**Written exercise:**
Restate the whole of the material. Keep every word, and drop the pictures.

-=-=-

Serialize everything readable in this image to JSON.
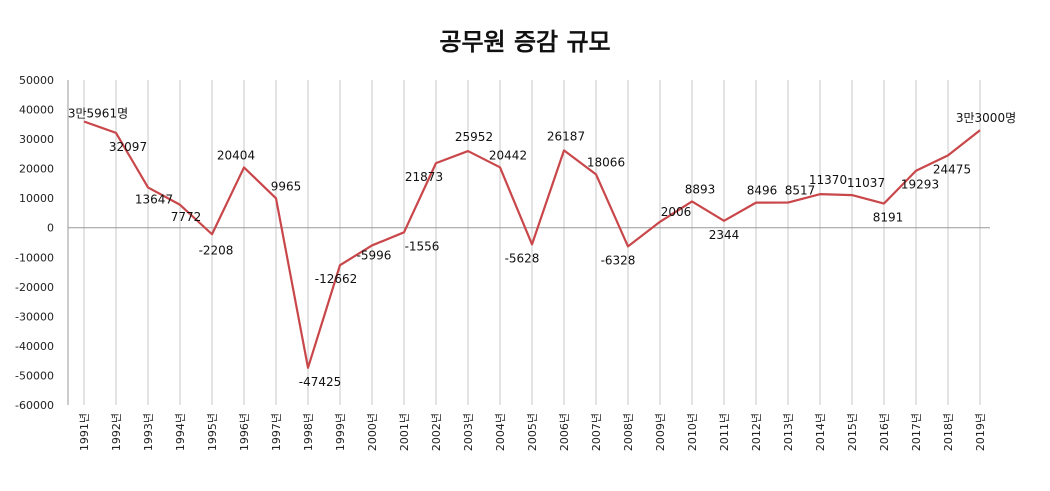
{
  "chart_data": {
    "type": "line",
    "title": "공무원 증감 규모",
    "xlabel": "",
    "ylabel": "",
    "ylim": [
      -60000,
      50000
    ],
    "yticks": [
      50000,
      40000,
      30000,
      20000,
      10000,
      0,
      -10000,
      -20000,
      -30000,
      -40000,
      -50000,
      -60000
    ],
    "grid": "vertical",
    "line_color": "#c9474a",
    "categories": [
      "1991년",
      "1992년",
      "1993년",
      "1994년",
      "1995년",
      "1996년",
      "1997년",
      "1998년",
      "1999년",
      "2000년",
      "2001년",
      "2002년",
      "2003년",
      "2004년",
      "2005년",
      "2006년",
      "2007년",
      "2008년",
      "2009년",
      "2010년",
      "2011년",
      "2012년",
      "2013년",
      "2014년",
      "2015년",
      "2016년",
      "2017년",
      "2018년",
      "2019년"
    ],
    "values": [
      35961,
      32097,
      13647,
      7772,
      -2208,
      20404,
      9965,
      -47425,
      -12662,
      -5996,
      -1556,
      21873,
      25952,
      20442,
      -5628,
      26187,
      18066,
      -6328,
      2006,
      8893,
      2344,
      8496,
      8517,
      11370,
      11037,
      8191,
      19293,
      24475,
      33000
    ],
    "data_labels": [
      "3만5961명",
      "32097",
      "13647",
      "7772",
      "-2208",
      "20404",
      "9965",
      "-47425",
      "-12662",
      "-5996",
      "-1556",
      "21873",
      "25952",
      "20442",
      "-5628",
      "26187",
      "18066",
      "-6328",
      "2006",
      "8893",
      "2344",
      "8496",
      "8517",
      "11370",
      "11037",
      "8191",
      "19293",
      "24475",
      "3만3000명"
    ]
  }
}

-=-=-

**Exercise output:**
Serialize everything readable in this image to JSON.
{
  "chart_data": {
    "type": "line",
    "title": "공무원 증감 규모",
    "xlabel": "",
    "ylabel": "",
    "ylim": [
      -60000,
      50000
    ],
    "yticks": [
      50000,
      40000,
      30000,
      20000,
      10000,
      0,
      -10000,
      -20000,
      -30000,
      -40000,
      -50000,
      -60000
    ],
    "grid": "vertical",
    "line_color": "#c9474a",
    "categories": [
      "1991년",
      "1992년",
      "1993년",
      "1994년",
      "1995년",
      "1996년",
      "1997년",
      "1998년",
      "1999년",
      "2000년",
      "2001년",
      "2002년",
      "2003년",
      "2004년",
      "2005년",
      "2006년",
      "2007년",
      "2008년",
      "2009년",
      "2010년",
      "2011년",
      "2012년",
      "2013년",
      "2014년",
      "2015년",
      "2016년",
      "2017년",
      "2018년",
      "2019년"
    ],
    "values": [
      35961,
      32097,
      13647,
      7772,
      -2208,
      20404,
      9965,
      -47425,
      -12662,
      -5996,
      -1556,
      21873,
      25952,
      20442,
      -5628,
      26187,
      18066,
      -6328,
      2006,
      8893,
      2344,
      8496,
      8517,
      11370,
      11037,
      8191,
      19293,
      24475,
      33000
    ],
    "data_labels": [
      "3만5961명",
      "32097",
      "13647",
      "7772",
      "-2208",
      "20404",
      "9965",
      "-47425",
      "-12662",
      "-5996",
      "-1556",
      "21873",
      "25952",
      "20442",
      "-5628",
      "26187",
      "18066",
      "-6328",
      "2006",
      "8893",
      "2344",
      "8496",
      "8517",
      "11370",
      "11037",
      "8191",
      "19293",
      "24475",
      "3만3000명"
    ]
  }
}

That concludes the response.